[SHORT TASK]: Gather every line of the items below that contains the word "each", matching case exactly.

[SUPPLIED INFORMATION]:

● ● ●

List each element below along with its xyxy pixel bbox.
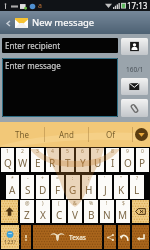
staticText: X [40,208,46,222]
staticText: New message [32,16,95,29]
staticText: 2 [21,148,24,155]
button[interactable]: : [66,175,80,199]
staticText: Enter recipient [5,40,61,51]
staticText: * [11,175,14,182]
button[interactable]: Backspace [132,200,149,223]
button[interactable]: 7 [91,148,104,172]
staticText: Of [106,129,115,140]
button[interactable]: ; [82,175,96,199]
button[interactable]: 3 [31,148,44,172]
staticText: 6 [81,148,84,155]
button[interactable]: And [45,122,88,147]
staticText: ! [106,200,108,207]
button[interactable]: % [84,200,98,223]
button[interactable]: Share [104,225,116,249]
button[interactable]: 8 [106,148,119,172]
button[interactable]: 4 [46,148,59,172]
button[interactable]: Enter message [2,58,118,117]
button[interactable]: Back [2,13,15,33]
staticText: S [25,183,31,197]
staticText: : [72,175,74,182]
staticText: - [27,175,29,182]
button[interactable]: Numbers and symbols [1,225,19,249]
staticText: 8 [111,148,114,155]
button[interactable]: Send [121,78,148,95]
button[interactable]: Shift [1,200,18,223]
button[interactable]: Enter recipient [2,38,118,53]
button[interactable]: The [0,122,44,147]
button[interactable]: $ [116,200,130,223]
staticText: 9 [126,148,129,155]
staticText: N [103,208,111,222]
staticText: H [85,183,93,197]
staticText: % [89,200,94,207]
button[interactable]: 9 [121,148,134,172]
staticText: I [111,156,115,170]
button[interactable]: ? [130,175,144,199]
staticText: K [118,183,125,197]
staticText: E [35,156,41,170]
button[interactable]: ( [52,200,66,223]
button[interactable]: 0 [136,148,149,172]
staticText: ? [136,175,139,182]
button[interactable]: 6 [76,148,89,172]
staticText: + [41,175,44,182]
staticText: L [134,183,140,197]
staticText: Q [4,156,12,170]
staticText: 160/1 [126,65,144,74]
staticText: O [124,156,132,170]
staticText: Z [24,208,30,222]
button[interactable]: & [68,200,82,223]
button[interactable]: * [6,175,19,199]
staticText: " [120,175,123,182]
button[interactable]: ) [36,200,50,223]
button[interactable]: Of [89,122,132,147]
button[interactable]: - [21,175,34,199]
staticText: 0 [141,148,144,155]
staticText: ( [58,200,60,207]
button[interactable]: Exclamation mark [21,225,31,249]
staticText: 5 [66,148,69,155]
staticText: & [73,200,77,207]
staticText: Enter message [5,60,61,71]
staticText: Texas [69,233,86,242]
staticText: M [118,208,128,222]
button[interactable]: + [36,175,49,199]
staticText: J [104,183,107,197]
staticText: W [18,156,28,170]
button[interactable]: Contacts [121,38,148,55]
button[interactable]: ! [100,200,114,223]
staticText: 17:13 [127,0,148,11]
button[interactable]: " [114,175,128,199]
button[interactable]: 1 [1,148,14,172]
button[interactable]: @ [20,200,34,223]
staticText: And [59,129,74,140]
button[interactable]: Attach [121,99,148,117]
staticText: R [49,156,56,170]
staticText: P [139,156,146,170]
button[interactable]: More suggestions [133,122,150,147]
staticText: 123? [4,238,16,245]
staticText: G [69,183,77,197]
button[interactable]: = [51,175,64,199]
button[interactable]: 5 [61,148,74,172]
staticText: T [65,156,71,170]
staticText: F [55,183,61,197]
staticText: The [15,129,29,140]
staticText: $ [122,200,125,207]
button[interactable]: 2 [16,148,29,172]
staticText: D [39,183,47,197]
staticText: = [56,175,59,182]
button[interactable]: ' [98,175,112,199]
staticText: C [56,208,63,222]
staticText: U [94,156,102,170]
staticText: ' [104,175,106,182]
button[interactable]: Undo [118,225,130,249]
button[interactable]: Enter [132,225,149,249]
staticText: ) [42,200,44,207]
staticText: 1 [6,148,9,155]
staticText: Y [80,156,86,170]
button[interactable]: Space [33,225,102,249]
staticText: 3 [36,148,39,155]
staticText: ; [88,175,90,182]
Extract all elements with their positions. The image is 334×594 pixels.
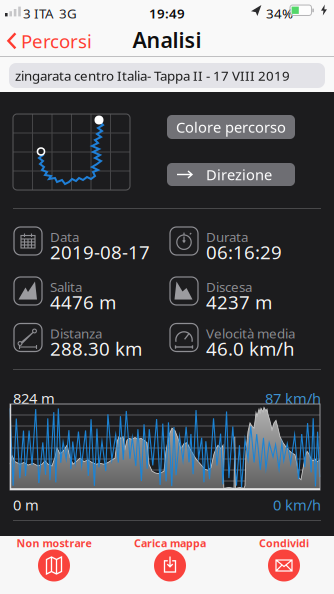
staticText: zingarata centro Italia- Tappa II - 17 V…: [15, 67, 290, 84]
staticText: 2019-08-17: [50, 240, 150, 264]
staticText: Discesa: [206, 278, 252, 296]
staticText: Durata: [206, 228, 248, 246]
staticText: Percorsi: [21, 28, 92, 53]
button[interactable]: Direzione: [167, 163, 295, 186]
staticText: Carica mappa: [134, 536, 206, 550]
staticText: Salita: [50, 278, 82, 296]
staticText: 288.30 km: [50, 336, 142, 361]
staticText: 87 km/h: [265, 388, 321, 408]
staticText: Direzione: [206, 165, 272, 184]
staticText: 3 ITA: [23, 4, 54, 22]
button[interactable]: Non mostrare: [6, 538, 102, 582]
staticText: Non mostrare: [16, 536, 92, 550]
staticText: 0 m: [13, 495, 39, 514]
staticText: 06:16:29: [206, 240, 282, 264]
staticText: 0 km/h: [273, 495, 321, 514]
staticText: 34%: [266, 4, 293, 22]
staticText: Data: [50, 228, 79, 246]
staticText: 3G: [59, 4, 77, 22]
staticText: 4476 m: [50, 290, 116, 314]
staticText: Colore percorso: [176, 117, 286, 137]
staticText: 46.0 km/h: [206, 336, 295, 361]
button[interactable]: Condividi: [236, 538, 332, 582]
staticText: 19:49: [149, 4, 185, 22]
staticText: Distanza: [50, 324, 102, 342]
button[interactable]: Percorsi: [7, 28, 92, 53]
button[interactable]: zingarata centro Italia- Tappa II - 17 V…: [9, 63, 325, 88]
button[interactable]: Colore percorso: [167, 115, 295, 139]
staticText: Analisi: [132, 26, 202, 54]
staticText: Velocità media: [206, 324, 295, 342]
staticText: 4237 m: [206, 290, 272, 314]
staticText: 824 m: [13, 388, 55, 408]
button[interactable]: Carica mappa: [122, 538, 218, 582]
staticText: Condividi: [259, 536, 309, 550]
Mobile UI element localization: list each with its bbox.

● ● ●

[RESPONSE TO THIS TASK]:
List each element below along with its xyxy pixel bbox.
Mobile UI element localization: list each with its bbox.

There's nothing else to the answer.